**Textauszug:**
=-=-=-=-=
Warum Union Berlin schon lange den eigenen Charme verloren hat
„Wir aus dem Osten gehen immer nach vorn. Schulter an Schulter für Eisern Union“, so singt es Pop-Diva Nina Hagen in der Hymne von Union Berlin. So singen es auch bei jedem Heimspiel 22.012 Zuschauer. Doch was früher noch kultig war, trieft heute von erzwungener Tradition und vergessenen Werten. Wo früher noch gegen Sandhausen die Bratwurst mit Bier geholt wurde, wird heute der Champagner bei europäischen Topspielen am Mittwochabend ausgeschenkt. Union Berlin hat einen rasanten Aufstieg hingelegt. Für viele ein wahres Märchen. Doch wie sehr hat Union die Liebe aus alten Tagen verloren?
=-=-=-=-=
**Datenabschnitt:**

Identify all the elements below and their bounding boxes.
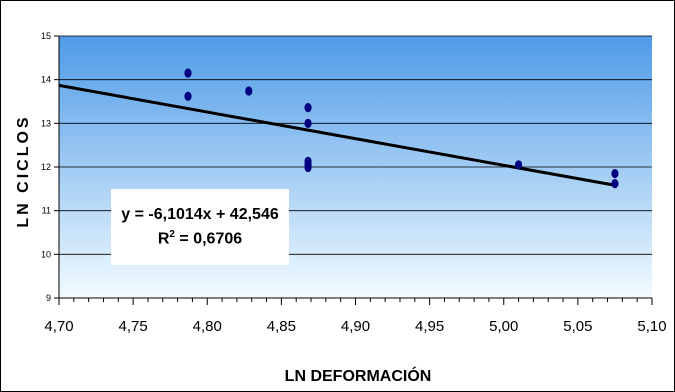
=-=-=-=-=
**Herausforderungen:**
#1 Gib den Textauszug über Union Berlin wörtlich wieder, alles von „Warum Union Berlin“ bis hinunter zu „alten Tagen verloren?“.
#2 Beantworte anhand des Textauszugs über Union Berlin:
(a) Wer singt die Hymne von Union Berlin?
(b) Wie viele Zuschauer singen sie bei jedem Heimspiel?
(c) Was wird heute bei europäischen Topspielen am Mittwochabend ausgeschenkt?
#3 Fasse den Textauszug über Union Berlin in zwei Sätzen zusammen.
Das Material spielt hierfür keine Rolle.

**Lösungen der Aufgaben:**
#1
Warum Union Berlin schon lange den eigenen Charme verloren hat
„Wir aus dem Osten gehen immer nach vorn. Schulter an Schulter für Eisern Union“, so singt es Pop-Diva Nina Hagen in der Hymne von Union Berlin. So singen es auch bei jedem Heimspiel 22.012 Zuschauer. Doch was früher noch kultig war, trieft heute von erzwungener Tradition und vergessenen Werten. Wo früher noch gegen Sandhausen die Bratwurst mit Bier geholt wurde, wird heute der Champagner bei europäischen Topspielen am Mittwochabend ausgeschenkt. Union Berlin hat einen rasanten Aufstieg hingelegt. Für viele ein wahres Märchen. Doch wie sehr hat Union die Liebe aus alten Tagen verloren?

#2
(a) Die Pop-Diva Nina Hagen.
(b) 22.012 Zuschauer.
(c) Champagner.

#3 Die Hymne von Union Berlin, gesungen von Nina Hagen, wird bei jedem Heimspiel von 22.012 Zuschauern mitgesungen, doch was früher kultig war, trieft heute von erzwungener Tradition und vergessenen Werten. Der Verein hat einen rasanten Aufstieg hingelegt, der für viele ein wahres Märchen ist, und es stellt sich die Frage, wie sehr er die Liebe aus alten Tagen verloren hat.